**What the task requires**: Gather up the lines that contain "Flexible".

**Record excerpts**:
—————

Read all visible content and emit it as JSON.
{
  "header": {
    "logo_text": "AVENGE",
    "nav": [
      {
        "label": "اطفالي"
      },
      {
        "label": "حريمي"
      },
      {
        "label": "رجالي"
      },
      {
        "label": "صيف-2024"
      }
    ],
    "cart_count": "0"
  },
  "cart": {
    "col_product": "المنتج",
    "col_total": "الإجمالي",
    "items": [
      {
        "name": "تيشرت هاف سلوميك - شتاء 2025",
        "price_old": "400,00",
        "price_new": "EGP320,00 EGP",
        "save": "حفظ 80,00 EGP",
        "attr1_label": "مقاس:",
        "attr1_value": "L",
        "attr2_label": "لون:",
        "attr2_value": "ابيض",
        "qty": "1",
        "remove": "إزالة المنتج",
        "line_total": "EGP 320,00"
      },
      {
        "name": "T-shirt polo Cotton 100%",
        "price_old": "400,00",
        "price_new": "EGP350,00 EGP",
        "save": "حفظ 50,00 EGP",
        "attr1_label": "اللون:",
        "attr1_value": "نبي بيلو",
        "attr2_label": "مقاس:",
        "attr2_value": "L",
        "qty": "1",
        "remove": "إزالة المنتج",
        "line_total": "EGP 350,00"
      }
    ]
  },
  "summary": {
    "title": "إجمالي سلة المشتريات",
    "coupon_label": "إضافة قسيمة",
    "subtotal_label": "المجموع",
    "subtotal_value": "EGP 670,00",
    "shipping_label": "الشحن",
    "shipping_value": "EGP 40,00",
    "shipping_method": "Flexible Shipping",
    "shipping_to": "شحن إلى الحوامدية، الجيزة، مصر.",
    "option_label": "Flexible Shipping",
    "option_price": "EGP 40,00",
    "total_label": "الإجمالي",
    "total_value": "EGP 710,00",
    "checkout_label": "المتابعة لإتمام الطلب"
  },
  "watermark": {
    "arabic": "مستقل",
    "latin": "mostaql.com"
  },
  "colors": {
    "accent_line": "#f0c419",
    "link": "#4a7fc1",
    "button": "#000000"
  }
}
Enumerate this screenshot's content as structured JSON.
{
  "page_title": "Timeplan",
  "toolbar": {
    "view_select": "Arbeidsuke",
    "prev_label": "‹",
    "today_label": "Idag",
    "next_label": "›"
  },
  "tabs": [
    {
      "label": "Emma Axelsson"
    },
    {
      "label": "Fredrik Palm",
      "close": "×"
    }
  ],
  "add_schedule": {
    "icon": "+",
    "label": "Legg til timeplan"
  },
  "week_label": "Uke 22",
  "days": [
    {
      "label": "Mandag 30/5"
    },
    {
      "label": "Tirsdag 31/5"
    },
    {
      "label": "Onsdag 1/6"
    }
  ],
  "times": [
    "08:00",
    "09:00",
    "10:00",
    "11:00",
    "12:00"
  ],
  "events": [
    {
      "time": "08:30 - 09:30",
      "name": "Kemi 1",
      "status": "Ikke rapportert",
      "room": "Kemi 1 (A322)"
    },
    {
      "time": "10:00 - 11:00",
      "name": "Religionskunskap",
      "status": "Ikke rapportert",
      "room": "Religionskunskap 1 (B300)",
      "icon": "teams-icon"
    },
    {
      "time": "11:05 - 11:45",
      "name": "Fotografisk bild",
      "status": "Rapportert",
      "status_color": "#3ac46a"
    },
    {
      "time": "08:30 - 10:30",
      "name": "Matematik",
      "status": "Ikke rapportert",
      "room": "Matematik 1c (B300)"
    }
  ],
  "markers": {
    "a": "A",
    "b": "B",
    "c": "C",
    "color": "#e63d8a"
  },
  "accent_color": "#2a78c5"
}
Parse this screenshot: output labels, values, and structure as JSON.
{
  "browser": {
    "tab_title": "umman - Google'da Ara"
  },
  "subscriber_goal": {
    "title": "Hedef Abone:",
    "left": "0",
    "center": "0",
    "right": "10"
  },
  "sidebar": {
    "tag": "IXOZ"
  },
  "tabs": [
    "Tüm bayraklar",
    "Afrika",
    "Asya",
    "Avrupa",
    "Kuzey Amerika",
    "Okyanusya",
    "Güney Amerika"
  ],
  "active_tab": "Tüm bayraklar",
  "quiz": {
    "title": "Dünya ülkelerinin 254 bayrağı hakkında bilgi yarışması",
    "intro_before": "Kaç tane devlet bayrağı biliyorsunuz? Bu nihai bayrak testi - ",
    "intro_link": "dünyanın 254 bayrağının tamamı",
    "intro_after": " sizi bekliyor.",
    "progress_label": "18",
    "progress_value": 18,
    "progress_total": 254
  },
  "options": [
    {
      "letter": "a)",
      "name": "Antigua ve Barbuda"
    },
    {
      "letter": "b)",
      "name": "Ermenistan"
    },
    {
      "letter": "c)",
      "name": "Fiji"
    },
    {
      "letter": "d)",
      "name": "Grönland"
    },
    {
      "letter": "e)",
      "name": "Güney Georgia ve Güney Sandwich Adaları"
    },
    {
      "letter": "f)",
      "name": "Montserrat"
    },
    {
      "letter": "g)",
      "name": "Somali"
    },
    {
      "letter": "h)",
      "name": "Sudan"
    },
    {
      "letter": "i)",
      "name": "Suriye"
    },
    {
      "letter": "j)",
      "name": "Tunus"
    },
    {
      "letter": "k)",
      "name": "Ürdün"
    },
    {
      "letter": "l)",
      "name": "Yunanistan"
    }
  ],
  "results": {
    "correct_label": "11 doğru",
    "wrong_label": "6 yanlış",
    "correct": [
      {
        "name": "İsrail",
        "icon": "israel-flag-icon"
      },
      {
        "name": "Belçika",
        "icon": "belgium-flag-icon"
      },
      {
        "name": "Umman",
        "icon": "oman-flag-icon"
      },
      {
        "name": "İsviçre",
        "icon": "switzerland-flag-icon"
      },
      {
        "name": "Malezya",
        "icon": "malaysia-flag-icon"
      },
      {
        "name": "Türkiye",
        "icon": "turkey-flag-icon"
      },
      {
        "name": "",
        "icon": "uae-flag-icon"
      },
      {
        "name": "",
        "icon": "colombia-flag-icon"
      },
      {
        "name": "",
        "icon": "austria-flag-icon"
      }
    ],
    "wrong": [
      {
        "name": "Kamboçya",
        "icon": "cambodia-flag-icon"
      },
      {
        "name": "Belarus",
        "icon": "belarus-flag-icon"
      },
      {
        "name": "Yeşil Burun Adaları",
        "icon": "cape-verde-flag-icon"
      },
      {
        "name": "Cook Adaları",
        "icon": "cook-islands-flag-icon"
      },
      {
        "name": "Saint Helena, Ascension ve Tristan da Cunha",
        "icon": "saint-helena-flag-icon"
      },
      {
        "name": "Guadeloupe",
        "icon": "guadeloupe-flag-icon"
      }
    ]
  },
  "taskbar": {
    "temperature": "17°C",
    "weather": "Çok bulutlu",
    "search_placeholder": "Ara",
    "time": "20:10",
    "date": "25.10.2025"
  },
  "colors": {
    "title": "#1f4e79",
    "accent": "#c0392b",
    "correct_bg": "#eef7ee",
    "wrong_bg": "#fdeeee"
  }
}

—————

**Task result**:
    "shipping_method": "Flexible Shipping",
    "option_label": "Flexible Shipping",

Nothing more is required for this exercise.